- [To be done] Scan each line of the records for the word "base" and extract the ones that have it.

- [Stored rows]
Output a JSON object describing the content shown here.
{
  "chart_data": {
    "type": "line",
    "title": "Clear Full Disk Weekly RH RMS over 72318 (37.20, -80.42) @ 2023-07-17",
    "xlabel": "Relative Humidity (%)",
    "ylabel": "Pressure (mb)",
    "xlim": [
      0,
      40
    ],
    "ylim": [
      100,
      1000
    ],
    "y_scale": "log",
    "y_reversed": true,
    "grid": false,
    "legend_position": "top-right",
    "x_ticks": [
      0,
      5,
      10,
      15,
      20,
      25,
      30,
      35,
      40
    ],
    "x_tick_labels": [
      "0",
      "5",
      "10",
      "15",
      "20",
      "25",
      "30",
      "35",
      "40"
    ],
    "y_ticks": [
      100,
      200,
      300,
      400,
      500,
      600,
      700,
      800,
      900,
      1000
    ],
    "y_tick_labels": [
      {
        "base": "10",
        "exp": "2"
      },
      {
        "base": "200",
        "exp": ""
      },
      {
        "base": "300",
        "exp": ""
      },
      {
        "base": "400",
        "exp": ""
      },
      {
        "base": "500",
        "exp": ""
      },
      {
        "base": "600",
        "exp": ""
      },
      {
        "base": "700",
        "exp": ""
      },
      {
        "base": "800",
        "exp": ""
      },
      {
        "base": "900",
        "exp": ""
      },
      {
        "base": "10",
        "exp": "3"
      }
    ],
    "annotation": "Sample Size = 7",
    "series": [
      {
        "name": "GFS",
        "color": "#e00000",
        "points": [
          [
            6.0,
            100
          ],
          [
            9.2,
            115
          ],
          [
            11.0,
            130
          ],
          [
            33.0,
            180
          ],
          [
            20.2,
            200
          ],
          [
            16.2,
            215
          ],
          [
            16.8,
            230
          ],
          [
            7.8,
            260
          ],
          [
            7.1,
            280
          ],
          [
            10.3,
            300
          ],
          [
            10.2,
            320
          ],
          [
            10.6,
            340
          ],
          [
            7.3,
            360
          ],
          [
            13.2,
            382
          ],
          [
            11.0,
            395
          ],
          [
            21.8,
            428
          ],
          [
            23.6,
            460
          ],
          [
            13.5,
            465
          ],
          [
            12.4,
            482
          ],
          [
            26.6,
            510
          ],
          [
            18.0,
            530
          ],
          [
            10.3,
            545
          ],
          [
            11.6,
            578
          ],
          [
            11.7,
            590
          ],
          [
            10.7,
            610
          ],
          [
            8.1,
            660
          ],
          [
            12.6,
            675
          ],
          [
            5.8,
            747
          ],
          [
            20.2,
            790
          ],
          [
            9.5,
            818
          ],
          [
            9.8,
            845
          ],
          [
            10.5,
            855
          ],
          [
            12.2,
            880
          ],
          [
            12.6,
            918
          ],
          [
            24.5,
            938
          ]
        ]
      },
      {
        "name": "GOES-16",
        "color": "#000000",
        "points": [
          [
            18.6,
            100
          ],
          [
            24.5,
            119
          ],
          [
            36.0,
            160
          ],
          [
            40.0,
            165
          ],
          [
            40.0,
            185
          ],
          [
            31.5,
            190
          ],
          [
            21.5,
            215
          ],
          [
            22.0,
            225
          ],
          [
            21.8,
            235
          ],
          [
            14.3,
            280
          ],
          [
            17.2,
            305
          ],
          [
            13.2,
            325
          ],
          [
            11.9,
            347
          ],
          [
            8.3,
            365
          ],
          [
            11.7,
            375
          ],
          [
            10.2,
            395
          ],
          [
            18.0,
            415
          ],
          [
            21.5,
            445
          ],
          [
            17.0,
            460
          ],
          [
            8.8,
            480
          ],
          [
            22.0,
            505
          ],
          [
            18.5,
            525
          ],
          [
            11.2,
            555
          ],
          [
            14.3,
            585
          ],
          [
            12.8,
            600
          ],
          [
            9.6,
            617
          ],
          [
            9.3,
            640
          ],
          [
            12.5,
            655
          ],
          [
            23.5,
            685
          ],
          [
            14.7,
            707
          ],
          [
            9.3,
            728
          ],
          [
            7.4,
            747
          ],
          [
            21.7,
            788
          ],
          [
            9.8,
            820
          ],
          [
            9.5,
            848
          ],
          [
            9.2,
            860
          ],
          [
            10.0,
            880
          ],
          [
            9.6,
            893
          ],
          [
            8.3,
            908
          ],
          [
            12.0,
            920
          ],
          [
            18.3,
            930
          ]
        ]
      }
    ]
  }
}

- [Answer to the task]
        "base": "10",
        "base": "200",
        "base": "300",
        "base": "400",
        "base": "500",
        "base": "600",
        "base": "700",
        "base": "800",
        "base": "900",
        "base": "10",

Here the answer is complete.